What the task asks: Look through the data and write out every line with the word "York" in it.

-------- Data for this exercise --------

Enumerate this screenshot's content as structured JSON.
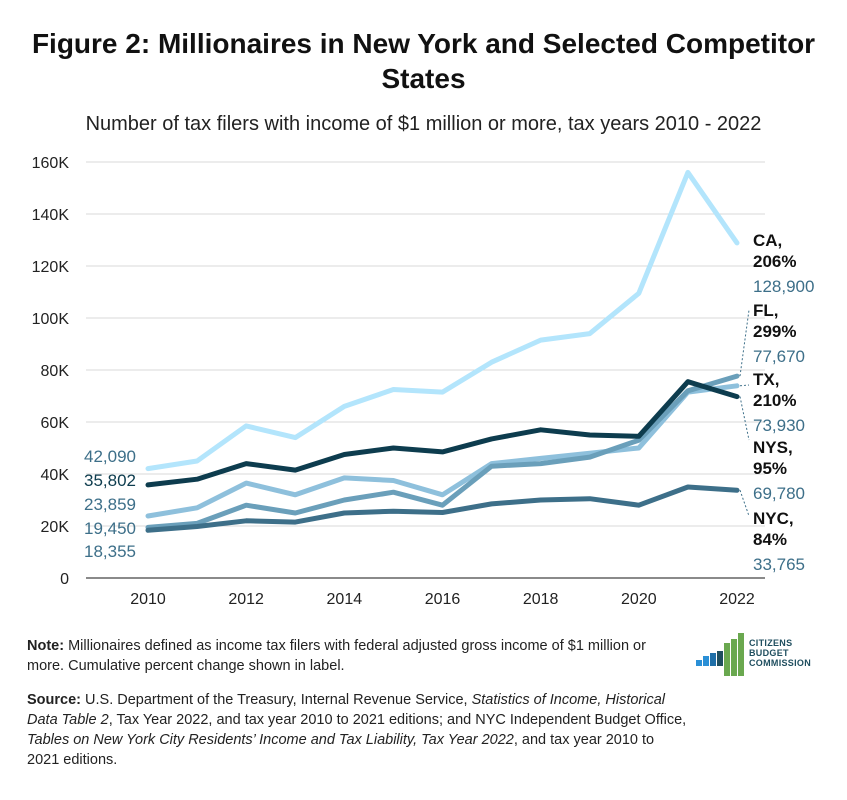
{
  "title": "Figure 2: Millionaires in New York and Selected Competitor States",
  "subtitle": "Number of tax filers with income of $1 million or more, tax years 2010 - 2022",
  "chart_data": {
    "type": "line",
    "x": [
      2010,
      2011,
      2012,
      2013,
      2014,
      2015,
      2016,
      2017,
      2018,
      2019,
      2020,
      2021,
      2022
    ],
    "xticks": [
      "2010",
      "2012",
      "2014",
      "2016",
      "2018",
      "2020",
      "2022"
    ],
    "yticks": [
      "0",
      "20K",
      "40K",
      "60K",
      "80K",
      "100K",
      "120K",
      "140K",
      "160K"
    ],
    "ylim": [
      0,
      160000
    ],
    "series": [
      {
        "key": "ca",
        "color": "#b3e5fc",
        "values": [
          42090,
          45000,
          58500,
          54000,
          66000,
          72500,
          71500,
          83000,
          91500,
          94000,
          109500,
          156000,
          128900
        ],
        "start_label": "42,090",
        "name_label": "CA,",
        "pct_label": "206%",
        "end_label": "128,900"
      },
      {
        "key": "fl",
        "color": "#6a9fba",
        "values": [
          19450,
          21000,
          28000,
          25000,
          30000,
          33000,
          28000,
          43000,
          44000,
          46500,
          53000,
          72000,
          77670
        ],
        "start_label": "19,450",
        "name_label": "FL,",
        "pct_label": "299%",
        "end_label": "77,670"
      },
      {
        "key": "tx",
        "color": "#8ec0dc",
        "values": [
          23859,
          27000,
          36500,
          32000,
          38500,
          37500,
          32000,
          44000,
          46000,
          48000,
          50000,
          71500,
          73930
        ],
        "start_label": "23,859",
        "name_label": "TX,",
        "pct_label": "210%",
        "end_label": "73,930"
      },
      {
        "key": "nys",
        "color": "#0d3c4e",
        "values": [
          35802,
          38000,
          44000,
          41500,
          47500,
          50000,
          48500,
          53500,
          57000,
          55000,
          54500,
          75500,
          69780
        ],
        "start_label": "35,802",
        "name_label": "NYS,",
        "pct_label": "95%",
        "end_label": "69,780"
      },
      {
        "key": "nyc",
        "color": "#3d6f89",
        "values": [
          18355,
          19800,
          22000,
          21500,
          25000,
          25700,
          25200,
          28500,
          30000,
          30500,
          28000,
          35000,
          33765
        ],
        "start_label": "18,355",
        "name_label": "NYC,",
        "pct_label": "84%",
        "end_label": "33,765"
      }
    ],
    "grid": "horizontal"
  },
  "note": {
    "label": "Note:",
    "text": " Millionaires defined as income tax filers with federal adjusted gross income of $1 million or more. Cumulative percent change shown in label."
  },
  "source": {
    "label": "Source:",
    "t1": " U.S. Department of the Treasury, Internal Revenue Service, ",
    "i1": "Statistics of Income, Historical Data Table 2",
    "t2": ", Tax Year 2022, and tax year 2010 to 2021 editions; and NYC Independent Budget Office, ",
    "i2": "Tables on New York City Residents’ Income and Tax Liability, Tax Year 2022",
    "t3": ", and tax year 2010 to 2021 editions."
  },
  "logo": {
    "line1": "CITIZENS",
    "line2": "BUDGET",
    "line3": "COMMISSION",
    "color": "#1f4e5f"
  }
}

--------

Finished exercise:
  "title": "Figure 2: Millionaires in New York and Selected Competitor States",
    "i2": "Tables on New York City Residents’ Income and Tax Liability, Tax Year 2022",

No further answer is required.